Data excerpts
****************************************
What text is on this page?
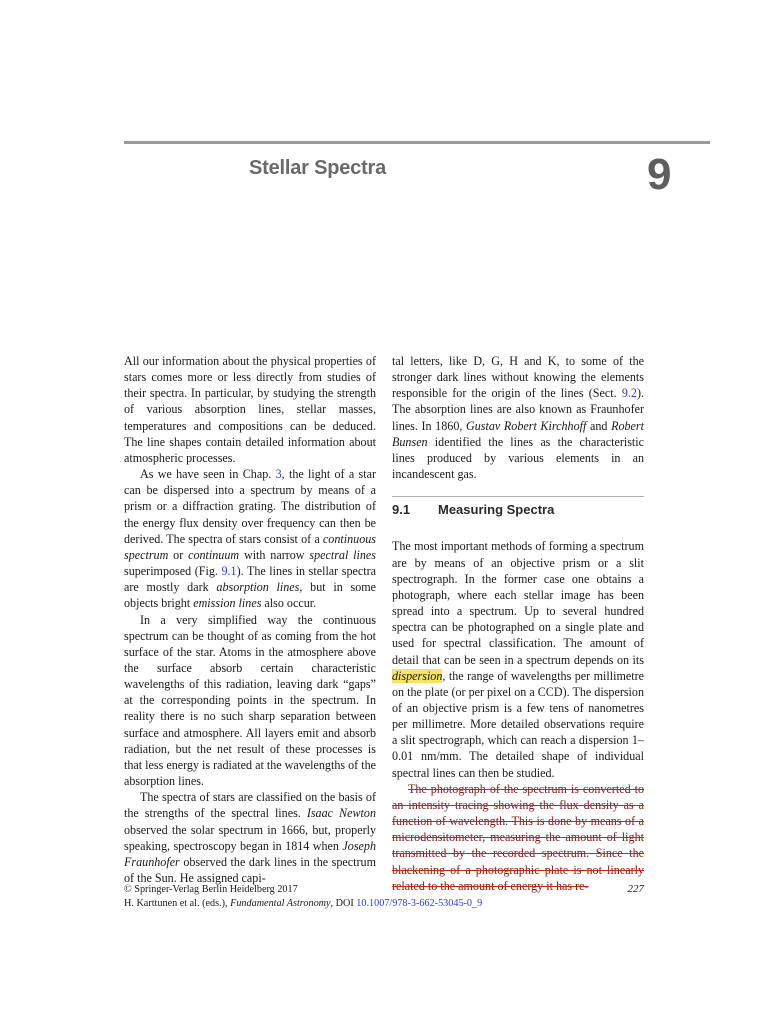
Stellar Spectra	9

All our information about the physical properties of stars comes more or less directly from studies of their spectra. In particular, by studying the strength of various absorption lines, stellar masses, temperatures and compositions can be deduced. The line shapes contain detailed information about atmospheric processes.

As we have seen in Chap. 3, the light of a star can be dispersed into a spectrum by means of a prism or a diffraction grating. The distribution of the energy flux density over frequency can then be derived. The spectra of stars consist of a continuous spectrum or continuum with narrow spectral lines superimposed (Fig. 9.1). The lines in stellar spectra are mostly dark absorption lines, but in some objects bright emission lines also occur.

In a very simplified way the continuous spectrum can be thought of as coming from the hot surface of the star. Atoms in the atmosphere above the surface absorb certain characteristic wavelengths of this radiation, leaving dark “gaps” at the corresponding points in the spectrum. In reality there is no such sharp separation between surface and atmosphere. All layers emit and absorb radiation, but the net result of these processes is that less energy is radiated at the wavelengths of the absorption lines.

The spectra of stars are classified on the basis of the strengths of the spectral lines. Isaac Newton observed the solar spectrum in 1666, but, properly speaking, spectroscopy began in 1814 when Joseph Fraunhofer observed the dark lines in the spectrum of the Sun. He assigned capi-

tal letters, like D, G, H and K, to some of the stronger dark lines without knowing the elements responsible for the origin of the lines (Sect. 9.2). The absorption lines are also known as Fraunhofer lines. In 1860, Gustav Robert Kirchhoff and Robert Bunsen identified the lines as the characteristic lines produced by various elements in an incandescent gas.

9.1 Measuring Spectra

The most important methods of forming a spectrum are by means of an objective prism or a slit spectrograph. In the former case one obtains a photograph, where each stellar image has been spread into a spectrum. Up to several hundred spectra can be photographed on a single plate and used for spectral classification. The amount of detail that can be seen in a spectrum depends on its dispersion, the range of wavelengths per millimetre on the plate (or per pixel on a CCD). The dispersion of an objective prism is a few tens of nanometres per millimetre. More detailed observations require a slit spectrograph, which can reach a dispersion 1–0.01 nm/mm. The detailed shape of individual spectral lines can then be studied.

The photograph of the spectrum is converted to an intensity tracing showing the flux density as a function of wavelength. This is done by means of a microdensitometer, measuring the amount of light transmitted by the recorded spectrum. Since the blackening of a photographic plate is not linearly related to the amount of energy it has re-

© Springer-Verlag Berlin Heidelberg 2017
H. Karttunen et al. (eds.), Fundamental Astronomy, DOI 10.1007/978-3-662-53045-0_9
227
****************************************
- _Written instruction_
Check each line of the data above for the word "from" and say how many lines contain it, giving nothing besides the number.

- _Problem solution_
2